(Saved data entries)
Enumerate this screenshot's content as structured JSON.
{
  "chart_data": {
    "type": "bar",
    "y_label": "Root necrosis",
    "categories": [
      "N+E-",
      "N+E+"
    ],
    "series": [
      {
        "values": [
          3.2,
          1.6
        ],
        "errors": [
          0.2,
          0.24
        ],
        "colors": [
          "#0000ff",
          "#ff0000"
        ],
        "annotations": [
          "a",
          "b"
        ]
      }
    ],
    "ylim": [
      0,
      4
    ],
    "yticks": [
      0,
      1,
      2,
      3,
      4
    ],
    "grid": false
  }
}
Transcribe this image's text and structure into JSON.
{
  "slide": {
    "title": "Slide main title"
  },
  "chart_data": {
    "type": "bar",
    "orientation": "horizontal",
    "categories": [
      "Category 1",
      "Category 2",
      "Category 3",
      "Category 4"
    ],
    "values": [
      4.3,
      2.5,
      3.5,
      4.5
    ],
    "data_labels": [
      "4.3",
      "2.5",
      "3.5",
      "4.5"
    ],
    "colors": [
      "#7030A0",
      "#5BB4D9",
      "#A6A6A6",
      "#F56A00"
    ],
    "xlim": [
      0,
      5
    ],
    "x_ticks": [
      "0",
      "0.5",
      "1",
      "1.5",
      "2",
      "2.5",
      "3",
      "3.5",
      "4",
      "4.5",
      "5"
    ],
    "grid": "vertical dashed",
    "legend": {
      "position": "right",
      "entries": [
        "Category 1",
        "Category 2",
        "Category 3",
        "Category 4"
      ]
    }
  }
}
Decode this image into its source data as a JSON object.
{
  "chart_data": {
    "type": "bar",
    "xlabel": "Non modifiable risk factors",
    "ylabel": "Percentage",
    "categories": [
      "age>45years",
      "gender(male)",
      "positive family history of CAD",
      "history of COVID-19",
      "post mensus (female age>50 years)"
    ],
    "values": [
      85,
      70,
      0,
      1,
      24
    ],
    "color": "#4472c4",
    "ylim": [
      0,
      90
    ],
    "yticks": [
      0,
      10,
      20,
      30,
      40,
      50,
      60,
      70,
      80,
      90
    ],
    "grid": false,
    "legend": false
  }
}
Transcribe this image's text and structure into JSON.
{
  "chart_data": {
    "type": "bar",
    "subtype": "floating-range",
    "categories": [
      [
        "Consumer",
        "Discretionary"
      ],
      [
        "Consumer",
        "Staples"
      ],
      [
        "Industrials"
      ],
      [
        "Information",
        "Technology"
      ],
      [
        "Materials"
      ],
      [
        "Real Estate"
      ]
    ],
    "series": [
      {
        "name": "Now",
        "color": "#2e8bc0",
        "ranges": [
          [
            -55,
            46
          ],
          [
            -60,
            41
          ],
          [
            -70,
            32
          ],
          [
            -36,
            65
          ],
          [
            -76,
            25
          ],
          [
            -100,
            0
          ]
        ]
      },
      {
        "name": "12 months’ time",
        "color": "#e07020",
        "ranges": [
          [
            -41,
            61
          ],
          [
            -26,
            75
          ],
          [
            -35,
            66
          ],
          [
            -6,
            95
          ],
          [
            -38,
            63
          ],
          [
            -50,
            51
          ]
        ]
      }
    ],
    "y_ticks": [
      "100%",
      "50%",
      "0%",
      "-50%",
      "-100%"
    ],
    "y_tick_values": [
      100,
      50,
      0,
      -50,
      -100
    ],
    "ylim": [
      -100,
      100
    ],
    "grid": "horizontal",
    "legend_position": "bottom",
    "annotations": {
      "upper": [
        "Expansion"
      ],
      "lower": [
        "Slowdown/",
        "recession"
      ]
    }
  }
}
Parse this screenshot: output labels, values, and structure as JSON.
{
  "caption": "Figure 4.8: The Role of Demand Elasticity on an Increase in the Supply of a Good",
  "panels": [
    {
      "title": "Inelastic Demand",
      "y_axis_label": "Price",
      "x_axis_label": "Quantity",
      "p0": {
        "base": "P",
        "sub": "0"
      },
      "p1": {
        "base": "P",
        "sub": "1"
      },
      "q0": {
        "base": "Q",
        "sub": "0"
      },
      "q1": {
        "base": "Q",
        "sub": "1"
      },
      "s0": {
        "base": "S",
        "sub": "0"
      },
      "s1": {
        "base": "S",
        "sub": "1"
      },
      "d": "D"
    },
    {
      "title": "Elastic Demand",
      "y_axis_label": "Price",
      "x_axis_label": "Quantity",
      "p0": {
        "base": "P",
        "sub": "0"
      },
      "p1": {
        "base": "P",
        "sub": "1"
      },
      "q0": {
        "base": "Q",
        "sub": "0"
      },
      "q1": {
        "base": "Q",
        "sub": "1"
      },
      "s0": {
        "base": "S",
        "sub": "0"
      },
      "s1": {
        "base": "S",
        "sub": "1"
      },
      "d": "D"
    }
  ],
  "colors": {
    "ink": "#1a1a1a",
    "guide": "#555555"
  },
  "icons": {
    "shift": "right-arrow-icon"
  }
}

Task objective:
The entries above must be returned exactly.

Response to this exercise:
Enumerate this screenshot's content as structured JSON.
{
  "chart_data": {
    "type": "bar",
    "y_label": "Root necrosis",
    "categories": [
      "N+E-",
      "N+E+"
    ],
    "series": [
      {
        "values": [
          3.2,
          1.6
        ],
        "errors": [
          0.2,
          0.24
        ],
        "colors": [
          "#0000ff",
          "#ff0000"
        ],
        "annotations": [
          "a",
          "b"
        ]
      }
    ],
    "ylim": [
      0,
      4
    ],
    "yticks": [
      0,
      1,
      2,
      3,
      4
    ],
    "grid": false
  }
}
Transcribe this image's text and structure into JSON.
{
  "slide": {
    "title": "Slide main title"
  },
  "chart_data": {
    "type": "bar",
    "orientation": "horizontal",
    "categories": [
      "Category 1",
      "Category 2",
      "Category 3",
      "Category 4"
    ],
    "values": [
      4.3,
      2.5,
      3.5,
      4.5
    ],
    "data_labels": [
      "4.3",
      "2.5",
      "3.5",
      "4.5"
    ],
    "colors": [
      "#7030A0",
      "#5BB4D9",
      "#A6A6A6",
      "#F56A00"
    ],
    "xlim": [
      0,
      5
    ],
    "x_ticks": [
      "0",
      "0.5",
      "1",
      "1.5",
      "2",
      "2.5",
      "3",
      "3.5",
      "4",
      "4.5",
      "5"
    ],
    "grid": "vertical dashed",
    "legend": {
      "position": "right",
      "entries": [
        "Category 1",
        "Category 2",
        "Category 3",
        "Category 4"
      ]
    }
  }
}
Decode this image into its source data as a JSON object.
{
  "chart_data": {
    "type": "bar",
    "xlabel": "Non modifiable risk factors",
    "ylabel": "Percentage",
    "categories": [
      "age>45years",
      "gender(male)",
      "positive family history of CAD",
      "history of COVID-19",
      "post mensus (female age>50 years)"
    ],
    "values": [
      85,
      70,
      0,
      1,
      24
    ],
    "color": "#4472c4",
    "ylim": [
      0,
      90
    ],
    "yticks": [
      0,
      10,
      20,
      30,
      40,
      50,
      60,
      70,
      80,
      90
    ],
    "grid": false,
    "legend": false
  }
}
Transcribe this image's text and structure into JSON.
{
  "chart_data": {
    "type": "bar",
    "subtype": "floating-range",
    "categories": [
      [
        "Consumer",
        "Discretionary"
      ],
      [
        "Consumer",
        "Staples"
      ],
      [
        "Industrials"
      ],
      [
        "Information",
        "Technology"
      ],
      [
        "Materials"
      ],
      [
        "Real Estate"
      ]
    ],
    "series": [
      {
        "name": "Now",
        "color": "#2e8bc0",
        "ranges": [
          [
            -55,
            46
          ],
          [
            -60,
            41
          ],
          [
            -70,
            32
          ],
          [
            -36,
            65
          ],
          [
            -76,
            25
          ],
          [
            -100,
            0
          ]
        ]
      },
      {
        "name": "12 months’ time",
        "color": "#e07020",
        "ranges": [
          [
            -41,
            61
          ],
          [
            -26,
            75
          ],
          [
            -35,
            66
          ],
          [
            -6,
            95
          ],
          [
            -38,
            63
          ],
          [
            -50,
            51
          ]
        ]
      }
    ],
    "y_ticks": [
      "100%",
      "50%",
      "0%",
      "-50%",
      "-100%"
    ],
    "y_tick_values": [
      100,
      50,
      0,
      -50,
      -100
    ],
    "ylim": [
      -100,
      100
    ],
    "grid": "horizontal",
    "legend_position": "bottom",
    "annotations": {
      "upper": [
        "Expansion"
      ],
      "lower": [
        "Slowdown/",
        "recession"
      ]
    }
  }
}
Parse this screenshot: output labels, values, and structure as JSON.
{
  "caption": "Figure 4.8: The Role of Demand Elasticity on an Increase in the Supply of a Good",
  "panels": [
    {
      "title": "Inelastic Demand",
      "y_axis_label": "Price",
      "x_axis_label": "Quantity",
      "p0": {
        "base": "P",
        "sub": "0"
      },
      "p1": {
        "base": "P",
        "sub": "1"
      },
      "q0": {
        "base": "Q",
        "sub": "0"
      },
      "q1": {
        "base": "Q",
        "sub": "1"
      },
      "s0": {
        "base": "S",
        "sub": "0"
      },
      "s1": {
        "base": "S",
        "sub": "1"
      },
      "d": "D"
    },
    {
      "title": "Elastic Demand",
      "y_axis_label": "Price",
      "x_axis_label": "Quantity",
      "p0": {
        "base": "P",
        "sub": "0"
      },
      "p1": {
        "base": "P",
        "sub": "1"
      },
      "q0": {
        "base": "Q",
        "sub": "0"
      },
      "q1": {
        "base": "Q",
        "sub": "1"
      },
      "s0": {
        "base": "S",
        "sub": "0"
      },
      "s1": {
        "base": "S",
        "sub": "1"
      },
      "d": "D"
    }
  ],
  "colors": {
    "ink": "#1a1a1a",
    "guide": "#555555"
  },
  "icons": {
    "shift": "right-arrow-icon"
  }
}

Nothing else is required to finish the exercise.